[Exercise A] Reproduce the lines of the records from the line containing "Point [132, 460, 155, 475]" through the line containing "Point [858, 592, 880, 607]", including both of those lines.

[Selected extract]

★ ★ ★ ★ ★ ★ ★

By Billy Watkins
Because I was born several decades ago, I can remember when Ole Miss rarely lost a football game. The Rebels were one of the most talked-about teams in the country during the late 1950’s and early 60’s.
When two-sport star Jake Gibbs arrived at the New York Yankees’ spring training site in 1961, he was greeted by legendary catcher Yogi Berra. “We’ve been waiting for you to get here,” he said to Gibbs.
Berra had never seen Gibbs hit or field a baseball, but he knew Gibbs had played quarterback for the Ole Miss Rebels. And that meant something in the national sports world in those days.
Here we are, 64 years later and just one week before Christmas, and Ole Miss has a football game to play in Oxford. A game of national importance.
The Rebels will serve as host to Tulane in the opening round of the 12-team College Football Playoffs at 2:30 Saturday afternoon. Media members from across the nation have created an overflow for work space. That’s a good problem for Ole Miss to have.
After all these years, the Rebels’ have once again earned a seat at the table of college football’s top programs — and not just because of this year.
From 2021 through 2025, only two teams have won more SEC games than Ole Miss (28). Georgia leads with 38, five more than Alabama.

★ ★ ★ ★ ★ ★ ★

Entries from a dataset
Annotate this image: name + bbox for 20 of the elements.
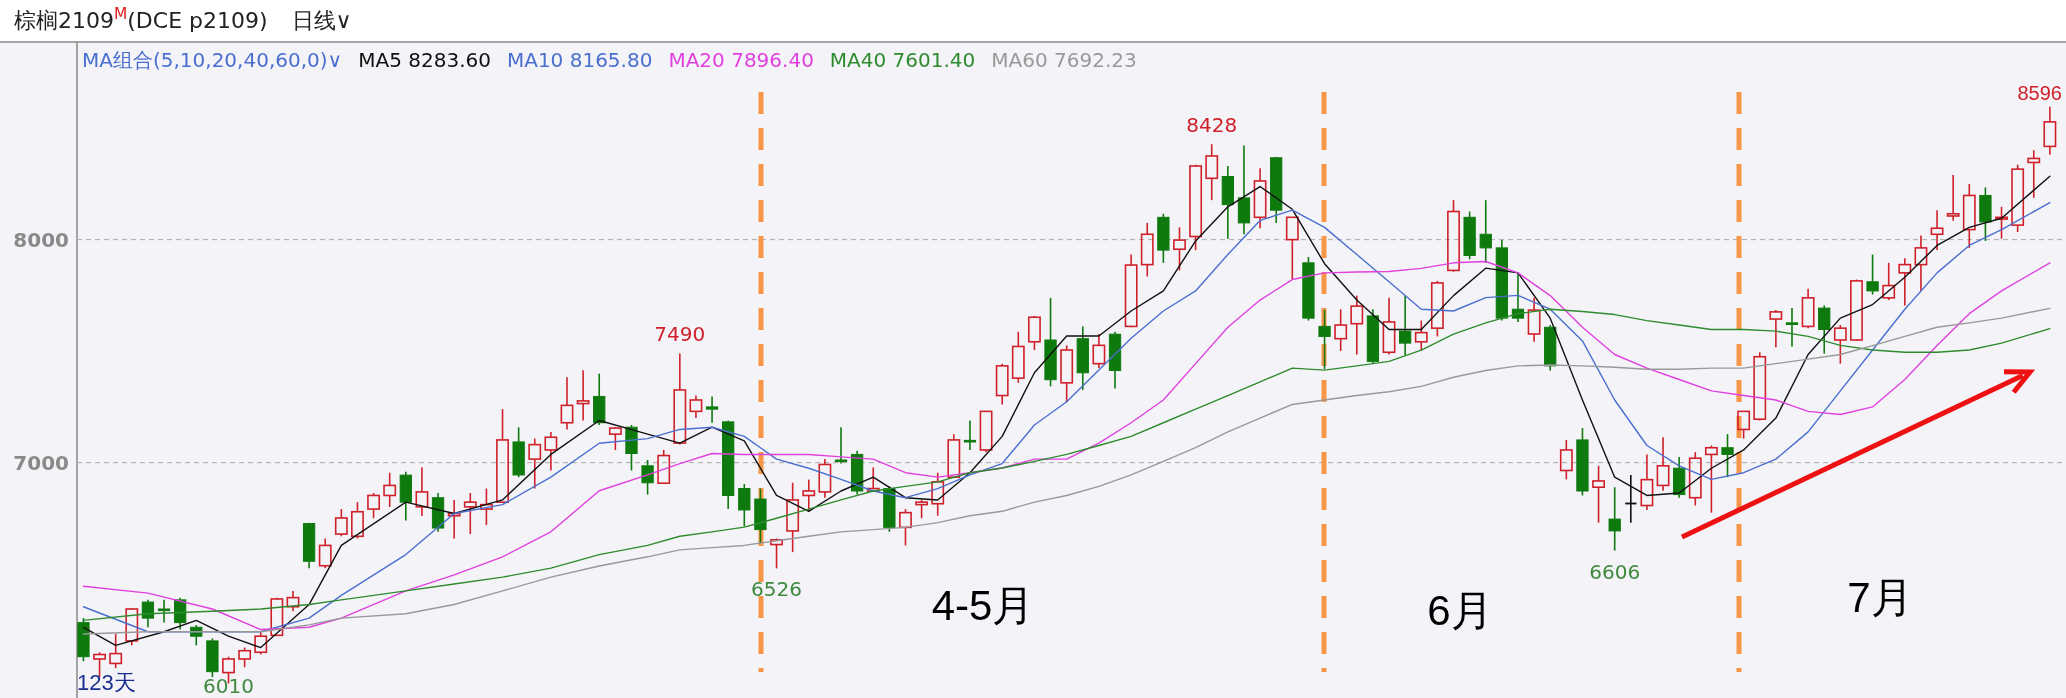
annotation: 6月 (1427, 587, 1493, 634)
chart-subtitle: 日线∨ (291, 8, 352, 33)
y-tick-label: 7000 (13, 450, 69, 475)
text: MA10 8165.80 (506, 48, 653, 72)
annotation: 6010 (203, 674, 254, 698)
chart-title: 棕榈2109$^{M}$(DCE p2109) (14, 5, 268, 33)
y-tick-label: 8000 (13, 227, 69, 252)
text: MA40 7601.40 (829, 48, 976, 72)
text: MA60 7692.23 (991, 48, 1137, 72)
annotation: 4-5月 (931, 582, 1035, 629)
annotation: 6526 (751, 577, 802, 602)
annotation: 123天 (77, 670, 136, 695)
annotation: 8596 (2017, 82, 2062, 104)
annotation: 8428 (1186, 113, 1238, 138)
annotation: 7490 (654, 322, 706, 347)
annotation: 7月 (1847, 574, 1913, 621)
text: MA5 8283.60 (358, 48, 491, 72)
legend-title: MA组合(5,10,20,40,60,0)∨ (82, 48, 343, 72)
annotation: 6606 (1589, 559, 1641, 584)
text: MA20 7896.40 (668, 48, 814, 72)
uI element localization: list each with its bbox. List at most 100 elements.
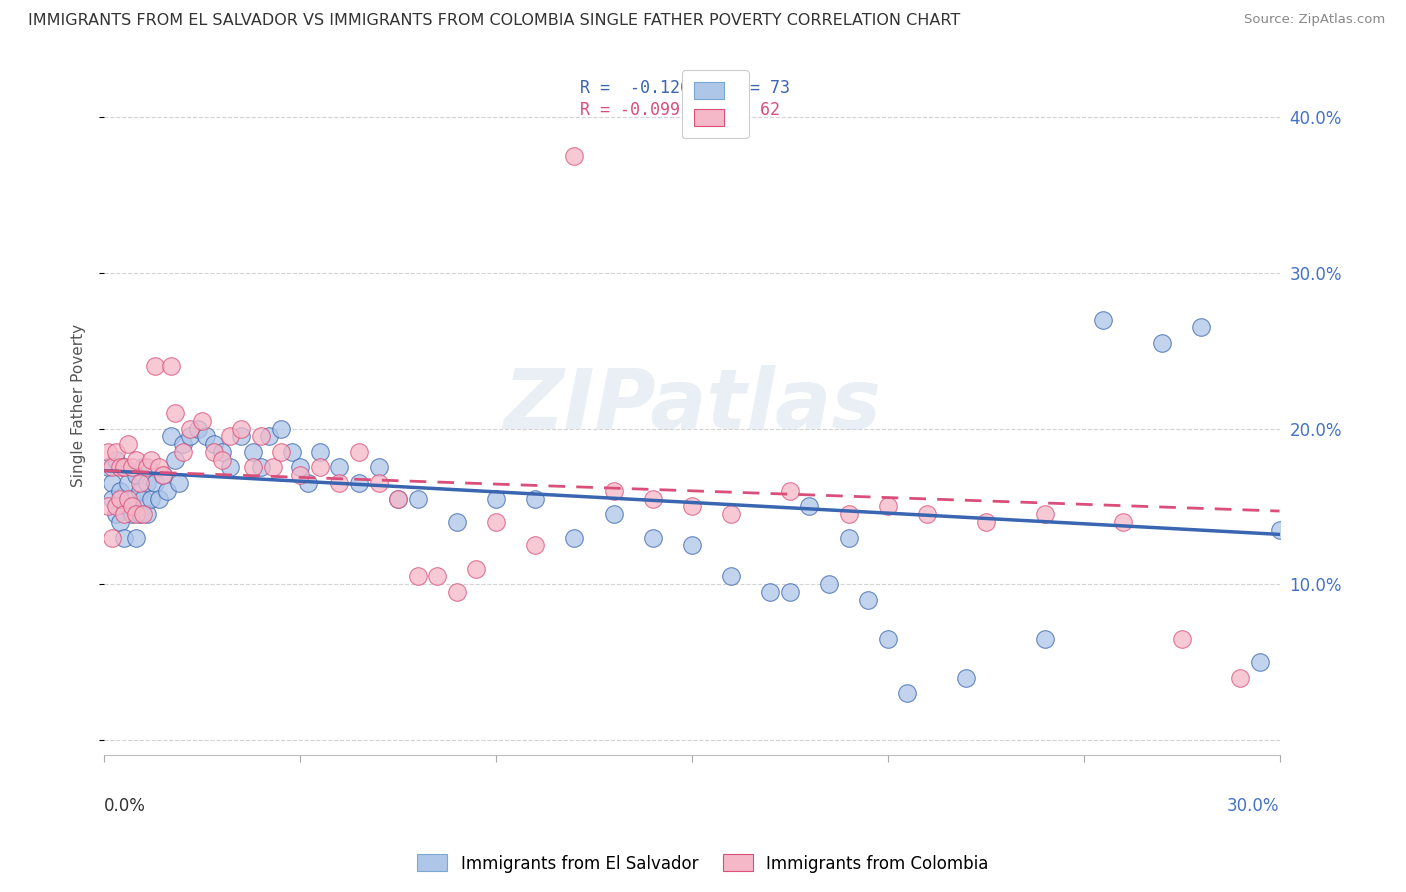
Point [132, 460, 155, 475]
Point [297, 476, 319, 491]
Point [1112, 515, 1135, 529]
Point [564, 531, 586, 545]
Point [132, 491, 155, 506]
Point [465, 561, 488, 575]
Point [101, 491, 124, 506]
Point [1170, 632, 1192, 646]
Point [136, 476, 159, 491]
Point [779, 483, 801, 498]
Point [406, 491, 429, 506]
Text: IMMIGRANTS FROM EL SALVADOR VS IMMIGRANTS FROM COLOMBIA SINGLE FATHER POVERTY CO: IMMIGRANTS FROM EL SALVADOR VS IMMIGRANT… [28, 13, 960, 29]
Point [108, 483, 131, 498]
Point [1033, 632, 1056, 646]
Point [105, 507, 128, 521]
Point [128, 483, 150, 498]
Point [108, 460, 131, 475]
Point [124, 507, 146, 521]
Point [117, 437, 139, 451]
Point [148, 491, 170, 506]
Point [347, 445, 370, 459]
Point [242, 460, 264, 475]
Point [1249, 655, 1271, 669]
Point [818, 577, 841, 591]
Point [160, 429, 183, 443]
Point [262, 460, 284, 475]
Point [876, 500, 898, 514]
Point [288, 468, 311, 483]
Point [97, 500, 120, 514]
Point [124, 468, 146, 483]
Point [896, 686, 918, 700]
Point [195, 429, 218, 443]
Point [524, 491, 547, 506]
Point [141, 491, 163, 506]
Point [1033, 507, 1056, 521]
Point [112, 531, 135, 545]
Point [105, 500, 128, 514]
Point [121, 507, 143, 521]
Point [101, 476, 124, 491]
Point [288, 460, 311, 475]
Point [121, 500, 143, 514]
Point [163, 406, 186, 420]
Point [838, 531, 860, 545]
Point [231, 429, 253, 443]
Point [187, 421, 209, 435]
Point [257, 429, 280, 443]
Text: 30.0%: 30.0% [1227, 797, 1279, 815]
Point [779, 585, 801, 599]
Point [681, 538, 703, 552]
Point [179, 429, 201, 443]
Point [270, 445, 292, 459]
Point [132, 507, 155, 521]
Point [955, 671, 977, 685]
Point [347, 476, 370, 491]
Point [485, 491, 508, 506]
Point [720, 569, 742, 583]
Point [156, 483, 179, 498]
Text: Source: ZipAtlas.com: Source: ZipAtlas.com [1244, 13, 1385, 27]
Point [152, 468, 174, 483]
Point [101, 531, 124, 545]
Point [148, 460, 170, 475]
Point [426, 569, 449, 583]
Point [858, 592, 880, 607]
Point [799, 500, 821, 514]
Point [101, 460, 124, 475]
Point [1189, 320, 1212, 334]
Point [250, 460, 273, 475]
Point [121, 460, 143, 475]
Point [218, 460, 240, 475]
Point [641, 531, 664, 545]
Point [281, 445, 304, 459]
Point [191, 414, 214, 428]
Point [915, 507, 938, 521]
Point [218, 429, 240, 443]
Point [112, 507, 135, 521]
Point [108, 515, 131, 529]
Point [1150, 336, 1173, 351]
Legend: Immigrants from El Salvador, Immigrants from Colombia: Immigrants from El Salvador, Immigrants … [411, 847, 995, 880]
Point [202, 445, 225, 459]
Point [328, 460, 350, 475]
Point [328, 476, 350, 491]
Point [387, 491, 409, 506]
Point [524, 538, 547, 552]
Point [308, 445, 330, 459]
Point [124, 452, 146, 467]
Text: R = -0.099    N = 62: R = -0.099 N = 62 [581, 101, 780, 119]
Point [143, 359, 166, 374]
Point [128, 476, 150, 491]
Point [564, 149, 586, 163]
Point [117, 476, 139, 491]
Point [1092, 312, 1115, 326]
Point [163, 452, 186, 467]
Point [136, 507, 159, 521]
Point [121, 491, 143, 506]
Point [128, 507, 150, 521]
Point [105, 452, 128, 467]
Point [202, 437, 225, 451]
Point [97, 460, 120, 475]
Point [876, 632, 898, 646]
Point [270, 421, 292, 435]
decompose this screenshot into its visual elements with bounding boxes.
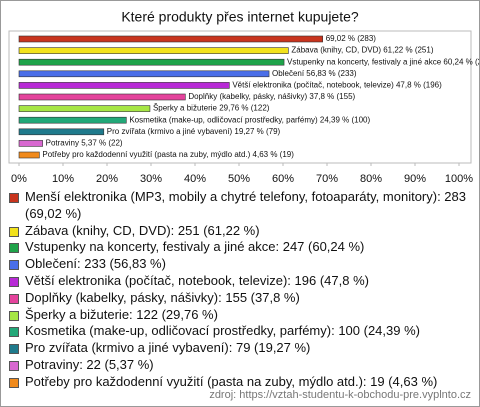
bar — [18, 140, 43, 147]
data-label: Šperky a bižuterie 29,76 % (122) — [153, 104, 270, 113]
legend-entry: Potraviny: 22 (5,37 %) — [9, 357, 471, 374]
data-label: Zábava (knihy, CD, DVD) 61,22 % (251) — [291, 46, 433, 55]
plot: Které produkty přes internet kupujete? 0… — [8, 9, 479, 185]
legend-entry: Menší elektronika (MP3, mobily a chytré … — [9, 189, 471, 223]
legend-label: Větší elektronika (počítač, notebook, te… — [25, 272, 369, 288]
legend-swatch — [9, 293, 19, 304]
data-label: Potraviny 5,37 % (22) — [46, 139, 123, 148]
bar — [18, 151, 40, 159]
source: zdroj: https://vztah-studentu-k-obchodu-… — [209, 389, 471, 401]
legend-label: Doplňky (kabelky, pásky, nášivky): 155 (… — [25, 289, 300, 305]
legend-label: Potřeby pro každodenní využití (pasta na… — [25, 373, 438, 389]
bar — [18, 70, 270, 78]
data-label: 69,02 % (283) — [326, 34, 377, 43]
legend-entry: Pro zvířata (krmivo a jiné vybavení): 79… — [9, 340, 471, 357]
legend-swatch — [9, 360, 19, 371]
data-label: Doplňky (kabelky, pásky, nášivky) 37,8 %… — [188, 92, 355, 101]
x-tick-label: 70% — [316, 173, 338, 185]
bar — [18, 58, 285, 66]
legend-entry: Větší elektronika (počítač, notebook, te… — [9, 273, 471, 290]
legend-swatch — [9, 226, 19, 237]
chart-title: Které produkty přes internet kupujete? — [121, 9, 359, 25]
bar — [18, 116, 127, 124]
bar — [18, 105, 151, 112]
data-label: Kosmetika (make-up, odličovací prostředk… — [129, 115, 370, 124]
legend: Menší elektronika (MP3, mobily a chytré … — [9, 189, 471, 391]
x-tick-label: 0% — [11, 173, 27, 185]
data-label: Větší elektronika (počítač, notebook, te… — [232, 81, 442, 90]
bar — [18, 82, 230, 89]
legend-label: Šperky a bižuterie: 122 (29,76 %) — [25, 306, 218, 322]
x-tick-label: 40% — [184, 173, 206, 185]
legend-label: Zábava (knihy, CD, DVD): 251 (61,22 %) — [25, 222, 260, 238]
data-label: Potřeby pro každodenní využití (pasta na… — [42, 150, 294, 159]
legend-entry: Oblečení: 233 (56,83 %) — [9, 256, 471, 273]
bar — [18, 35, 323, 43]
legend-swatch — [9, 260, 19, 271]
x-tick-label: 20% — [96, 173, 118, 185]
x-tick-label: 80% — [360, 173, 382, 185]
legend-entry: Potřeby pro každodenní využití (pasta na… — [9, 374, 471, 391]
legend-swatch — [9, 327, 19, 338]
x-tick-label: 60% — [272, 173, 294, 185]
legend-label: Menší elektronika (MP3, mobily a chytré … — [25, 189, 466, 221]
legend-entry: Šperky a bižuterie: 122 (29,76 %) — [9, 307, 471, 324]
legend-swatch — [9, 193, 19, 203]
legend-entry: Vstupenky na koncerty, festivaly a jiné … — [9, 239, 471, 256]
bar — [18, 47, 289, 54]
bar — [18, 93, 186, 101]
legend-label: Potraviny: 22 (5,37 %) — [25, 356, 154, 372]
legend-entry: Zábava (knihy, CD, DVD): 251 (61,22 %) — [9, 223, 471, 240]
x-tick-label: 50% — [228, 173, 250, 185]
x-tick-label: 30% — [140, 173, 162, 185]
legend-swatch — [9, 344, 19, 355]
legend-entry: Kosmetika (make-up, odličovací prostředk… — [9, 323, 471, 340]
data-label: Oblečení 56,83 % (233) — [272, 69, 357, 78]
bar — [18, 128, 105, 136]
legend-swatch — [9, 310, 19, 321]
x-tick-label: 90% — [404, 173, 426, 185]
legend-label: Pro zvířata (krmivo a jiné vybavení): 79… — [25, 340, 311, 356]
legend-swatch — [9, 243, 19, 254]
legend-label: Oblečení: 233 (56,83 %) — [25, 256, 166, 272]
legend-label: Vstupenky na koncerty, festivaly a jiné … — [25, 239, 365, 255]
legend-label: Kosmetika (make-up, odličovací prostředk… — [25, 323, 420, 339]
legend-swatch — [9, 276, 19, 287]
data-label: Pro zvířata (krmivo a jiné vybavení) 19,… — [107, 127, 281, 136]
x-tick-label: 100% — [445, 173, 473, 185]
x-tick-label: 10% — [52, 173, 74, 185]
data-label: Vstupenky na koncerty, festivaly a jiné … — [287, 57, 479, 66]
legend-swatch — [9, 377, 19, 388]
legend-entry: Doplňky (kabelky, pásky, nášivky): 155 (… — [9, 290, 471, 307]
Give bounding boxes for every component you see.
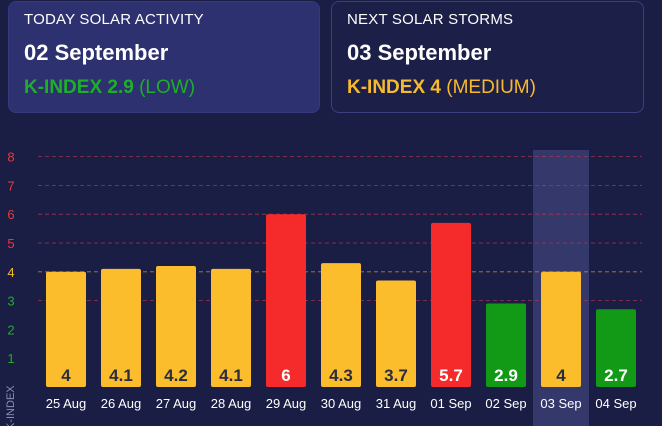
- y-axis-label: K-INDEX: [5, 385, 17, 426]
- x-tick-label: 25 Aug: [46, 396, 87, 411]
- next-storms-card: NEXT SOLAR STORMS 03 September K-INDEX 4…: [331, 1, 644, 113]
- bar-value-label: 4.1: [219, 366, 243, 385]
- bar[interactable]: [376, 280, 416, 387]
- x-tick-label: 01 Sep: [430, 396, 471, 411]
- bar-value-label: 4.1: [109, 366, 133, 385]
- bar-value-label: 4: [61, 366, 71, 385]
- y-tick-label: 7: [7, 178, 14, 193]
- next-storms-heading: NEXT SOLAR STORMS: [347, 11, 514, 28]
- bar[interactable]: [156, 266, 196, 387]
- today-kindex-level: (LOW): [139, 77, 196, 98]
- today-activity-card: TODAY SOLAR ACTIVITY 02 September K-INDE…: [8, 1, 320, 113]
- bar-value-label: 6: [281, 366, 290, 385]
- bar[interactable]: [486, 303, 526, 387]
- next-kindex-value: K-INDEX 4: [347, 77, 441, 98]
- bar-value-label: 5.7: [439, 366, 463, 385]
- x-tick-label: 03 Sep: [540, 396, 581, 411]
- bar[interactable]: [541, 271, 581, 387]
- x-tick-label: 30 Aug: [321, 396, 362, 411]
- x-tick-label: 31 Aug: [376, 396, 417, 411]
- x-tick-label: 04 Sep: [595, 396, 636, 411]
- next-kindex-line: K-INDEX 4 (MEDIUM): [347, 77, 628, 99]
- bar[interactable]: [46, 271, 86, 387]
- x-tick-label: 29 Aug: [266, 396, 307, 411]
- bar-value-label: 4.2: [164, 366, 188, 385]
- bar[interactable]: [211, 268, 251, 387]
- y-tick-label: 5: [7, 236, 14, 251]
- y-tick-label: 1: [7, 351, 14, 366]
- bar[interactable]: [596, 309, 636, 387]
- bar[interactable]: [431, 222, 471, 387]
- bar-value-label: 2.9: [494, 366, 518, 385]
- x-tick-label: 02 Sep: [485, 396, 526, 411]
- bar-value-label: 4.3: [329, 366, 353, 385]
- y-tick-label: 4: [7, 265, 14, 280]
- bar-value-label: 4: [556, 366, 566, 385]
- bar[interactable]: [101, 268, 141, 387]
- today-activity-date: 02 September: [24, 40, 169, 65]
- bar-value-label: 3.7: [384, 366, 408, 385]
- next-kindex-level: (MEDIUM): [446, 77, 536, 98]
- y-tick-label: 2: [7, 322, 14, 337]
- bar[interactable]: [321, 263, 361, 387]
- next-storms-date: 03 September: [347, 40, 492, 65]
- y-tick-label: 6: [7, 207, 14, 222]
- x-tick-label: 27 Aug: [156, 396, 197, 411]
- today-activity-heading: TODAY SOLAR ACTIVITY: [24, 11, 204, 28]
- bar[interactable]: [266, 214, 306, 387]
- today-kindex-value: K-INDEX 2.9: [24, 77, 134, 98]
- y-tick-label: 3: [7, 294, 14, 309]
- x-tick-label: 26 Aug: [101, 396, 142, 411]
- y-tick-label: 8: [7, 150, 14, 165]
- x-tick-label: 28 Aug: [211, 396, 252, 411]
- bar-value-label: 2.7: [604, 366, 628, 385]
- today-kindex-line: K-INDEX 2.9 (LOW): [24, 77, 304, 99]
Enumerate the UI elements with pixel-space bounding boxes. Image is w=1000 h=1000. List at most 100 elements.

★ ★ ★ ★ ★ ★ ★

[Exercise B] In the Ole Miss football column, which team will the Rebels host in the opening round of the 12-team College Football Playoffs?

[Expected answer A]
Point [132, 460, 155, 475]
Point [297, 476, 319, 491]
Point [1112, 515, 1135, 529]
Point [564, 531, 586, 545]
Point [132, 491, 155, 506]
Point [465, 561, 488, 575]
Point [101, 491, 124, 506]
Point [1170, 632, 1192, 646]
Point [136, 476, 159, 491]
Point [779, 483, 801, 498]
Point [406, 491, 429, 506]
Text: IMMIGRANTS FROM EL SALVADOR VS IMMIGRANTS FROM COLOMBIA SINGLE FATHER POVERTY CO: IMMIGRANTS FROM EL SALVADOR VS IMMIGRANT… [28, 13, 960, 29]
Point [108, 483, 131, 498]
Point [1033, 632, 1056, 646]
Point [105, 507, 128, 521]
Point [128, 483, 150, 498]
Point [108, 460, 131, 475]
Point [124, 507, 146, 521]
Point [117, 437, 139, 451]
Point [148, 491, 170, 506]
Point [347, 445, 370, 459]
Point [242, 460, 264, 475]
Point [1249, 655, 1271, 669]
Point [818, 577, 841, 591]
Point [160, 429, 183, 443]
Point [262, 460, 284, 475]
Point [876, 500, 898, 514]
Point [288, 468, 311, 483]
Point [97, 500, 120, 514]
Point [124, 468, 146, 483]
Point [896, 686, 918, 700]
Point [195, 429, 218, 443]
Point [524, 491, 547, 506]
Point [141, 491, 163, 506]
Point [1033, 507, 1056, 521]
Point [112, 531, 135, 545]
Point [105, 500, 128, 514]
Point [121, 507, 143, 521]
Point [101, 476, 124, 491]
Point [288, 460, 311, 475]
Point [121, 500, 143, 514]
Point [163, 406, 186, 420]
Point [838, 531, 860, 545]
Point [231, 429, 253, 443]
Point [187, 421, 209, 435]
Point [257, 429, 280, 443]
Text: 30.0%: 30.0% [1227, 797, 1279, 815]
Point [779, 585, 801, 599]
Point [681, 538, 703, 552]
Point [179, 429, 201, 443]
Point [270, 445, 292, 459]
Point [132, 507, 155, 521]
Point [955, 671, 977, 685]
Point [347, 476, 370, 491]
Point [485, 491, 508, 506]
Point [720, 569, 742, 583]
Point [156, 483, 179, 498]
Text: Source: ZipAtlas.com: Source: ZipAtlas.com [1244, 13, 1385, 27]
Point [152, 468, 174, 483]
Point [101, 531, 124, 545]
Point [148, 460, 170, 475]
Point [426, 569, 449, 583]
Point [858, 592, 880, 607]

[Expected answer B] Tulane